Problem requirements: Your task is to retype each line of the data below exactly.

Source material:
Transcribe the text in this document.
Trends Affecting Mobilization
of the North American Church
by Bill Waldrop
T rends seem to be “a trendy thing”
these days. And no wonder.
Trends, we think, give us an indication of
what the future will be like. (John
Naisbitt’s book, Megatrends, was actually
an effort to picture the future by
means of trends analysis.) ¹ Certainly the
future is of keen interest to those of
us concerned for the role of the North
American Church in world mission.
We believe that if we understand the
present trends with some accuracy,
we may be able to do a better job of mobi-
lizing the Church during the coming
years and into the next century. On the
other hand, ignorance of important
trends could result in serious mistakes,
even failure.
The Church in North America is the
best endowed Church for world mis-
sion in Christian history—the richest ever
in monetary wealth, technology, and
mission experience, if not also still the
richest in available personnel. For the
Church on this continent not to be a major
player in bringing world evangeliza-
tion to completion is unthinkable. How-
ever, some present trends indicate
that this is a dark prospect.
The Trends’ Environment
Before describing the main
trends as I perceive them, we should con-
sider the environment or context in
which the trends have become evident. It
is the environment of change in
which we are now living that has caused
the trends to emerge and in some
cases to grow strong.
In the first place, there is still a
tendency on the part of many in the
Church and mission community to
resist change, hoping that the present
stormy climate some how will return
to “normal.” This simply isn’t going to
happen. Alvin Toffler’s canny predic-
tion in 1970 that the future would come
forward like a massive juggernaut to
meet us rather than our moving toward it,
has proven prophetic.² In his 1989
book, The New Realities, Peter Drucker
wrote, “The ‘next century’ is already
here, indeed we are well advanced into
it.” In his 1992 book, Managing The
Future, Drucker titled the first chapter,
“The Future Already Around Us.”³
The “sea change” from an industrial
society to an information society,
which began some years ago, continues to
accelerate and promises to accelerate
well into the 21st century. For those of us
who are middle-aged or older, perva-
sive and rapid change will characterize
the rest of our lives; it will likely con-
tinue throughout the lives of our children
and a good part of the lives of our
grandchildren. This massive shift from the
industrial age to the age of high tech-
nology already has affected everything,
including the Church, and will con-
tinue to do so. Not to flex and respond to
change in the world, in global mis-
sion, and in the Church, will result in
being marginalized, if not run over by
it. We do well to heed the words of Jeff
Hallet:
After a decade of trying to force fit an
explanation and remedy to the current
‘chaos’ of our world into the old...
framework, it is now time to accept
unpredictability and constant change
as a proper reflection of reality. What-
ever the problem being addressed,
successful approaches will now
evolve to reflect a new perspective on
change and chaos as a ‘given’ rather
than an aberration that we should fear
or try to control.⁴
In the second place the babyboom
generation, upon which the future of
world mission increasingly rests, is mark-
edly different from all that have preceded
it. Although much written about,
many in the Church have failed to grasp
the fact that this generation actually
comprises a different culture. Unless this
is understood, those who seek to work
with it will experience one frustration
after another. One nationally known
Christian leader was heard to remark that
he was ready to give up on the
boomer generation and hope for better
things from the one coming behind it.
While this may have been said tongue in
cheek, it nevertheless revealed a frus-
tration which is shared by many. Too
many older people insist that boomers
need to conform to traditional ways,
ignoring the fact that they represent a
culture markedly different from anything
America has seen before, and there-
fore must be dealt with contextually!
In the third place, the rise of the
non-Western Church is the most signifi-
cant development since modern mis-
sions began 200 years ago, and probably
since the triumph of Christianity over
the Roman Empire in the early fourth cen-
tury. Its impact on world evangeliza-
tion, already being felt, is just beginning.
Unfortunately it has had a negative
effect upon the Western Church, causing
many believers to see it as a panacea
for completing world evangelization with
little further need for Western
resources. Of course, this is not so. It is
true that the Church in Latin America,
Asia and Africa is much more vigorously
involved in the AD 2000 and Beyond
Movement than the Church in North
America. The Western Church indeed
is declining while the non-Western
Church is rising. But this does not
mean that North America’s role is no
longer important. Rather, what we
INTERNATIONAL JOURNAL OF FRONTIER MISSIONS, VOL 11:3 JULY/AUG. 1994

Answer to the task:
Transcribe the text in this document.
Trends Affecting Mobilization
of the North American Church
by Bill Waldrop
T rends seem to be “a trendy thing”
these days. And no wonder.
Trends, we think, give us an indication of
what the future will be like. (John
Naisbitt’s book, Megatrends, was actually
an effort to picture the future by
means of trends analysis.) ¹ Certainly the
future is of keen interest to those of
us concerned for the role of the North
American Church in world mission.
We believe that if we understand the
present trends with some accuracy,
we may be able to do a better job of mobi-
lizing the Church during the coming
years and into the next century. On the
other hand, ignorance of important
trends could result in serious mistakes,
even failure.
The Church in North America is the
best endowed Church for world mis-
sion in Christian history—the richest ever
in monetary wealth, technology, and
mission experience, if not also still the
richest in available personnel. For the
Church on this continent not to be a major
player in bringing world evangeliza-
tion to completion is unthinkable. How-
ever, some present trends indicate
that this is a dark prospect.
The Trends’ Environment
Before describing the main
trends as I perceive them, we should con-
sider the environment or context in
which the trends have become evident. It
is the environment of change in
which we are now living that has caused
the trends to emerge and in some
cases to grow strong.
In the first place, there is still a
tendency on the part of many in the
Church and mission community to
resist change, hoping that the present
stormy climate some how will return
to “normal.” This simply isn’t going to
happen. Alvin Toffler’s canny predic-
tion in 1970 that the future would come
forward like a massive juggernaut to
meet us rather than our moving toward it,
has proven prophetic.² In his 1989
book, The New Realities, Peter Drucker
wrote, “The ‘next century’ is already
here, indeed we are well advanced into
it.” In his 1992 book, Managing The
Future, Drucker titled the first chapter,
“The Future Already Around Us.”³
The “sea change” from an industrial
society to an information society,
which began some years ago, continues to
accelerate and promises to accelerate
well into the 21st century. For those of us
who are middle-aged or older, perva-
sive and rapid change will characterize
the rest of our lives; it will likely con-
tinue throughout the lives of our children
and a good part of the lives of our
grandchildren. This massive shift from the
industrial age to the age of high tech-
nology already has affected everything,
including the Church, and will con-
tinue to do so. Not to flex and respond to
change in the world, in global mis-
sion, and in the Church, will result in
being marginalized, if not run over by
it. We do well to heed the words of Jeff
Hallet:
After a decade of trying to force fit an
explanation and remedy to the current
‘chaos’ of our world into the old...
framework, it is now time to accept
unpredictability and constant change
as a proper reflection of reality. What-
ever the problem being addressed,
successful approaches will now
evolve to reflect a new perspective on
change and chaos as a ‘given’ rather
than an aberration that we should fear
or try to control.⁴
In the second place the babyboom
generation, upon which the future of
world mission increasingly rests, is mark-
edly different from all that have preceded
it. Although much written about,
many in the Church have failed to grasp
the fact that this generation actually
comprises a different culture. Unless this
is understood, those who seek to work
with it will experience one frustration
after another. One nationally known
Christian leader was heard to remark that
he was ready to give up on the
boomer generation and hope for better
things from the one coming behind it.
While this may have been said tongue in
cheek, it nevertheless revealed a frus-
tration which is shared by many. Too
many older people insist that boomers
need to conform to traditional ways,
ignoring the fact that they represent a
culture markedly different from anything
America has seen before, and there-
fore must be dealt with contextually!
In the third place, the rise of the
non-Western Church is the most signifi-
cant development since modern mis-
sions began 200 years ago, and probably
since the triumph of Christianity over
the Roman Empire in the early fourth cen-
tury. Its impact on world evangeliza-
tion, already being felt, is just beginning.
Unfortunately it has had a negative
effect upon the Western Church, causing
many believers to see it as a panacea
for completing world evangelization with
little further need for Western
resources. Of course, this is not so. It is
true that the Church in Latin America,
Asia and Africa is much more vigorously
involved in the AD 2000 and Beyond
Movement than the Church in North
America. The Western Church indeed
is declining while the non-Western
Church is rising. But this does not
mean that North America’s role is no
longer important. Rather, what we
INTERNATIONAL JOURNAL OF FRONTIER MISSIONS, VOL 11:3 JULY/AUG. 1994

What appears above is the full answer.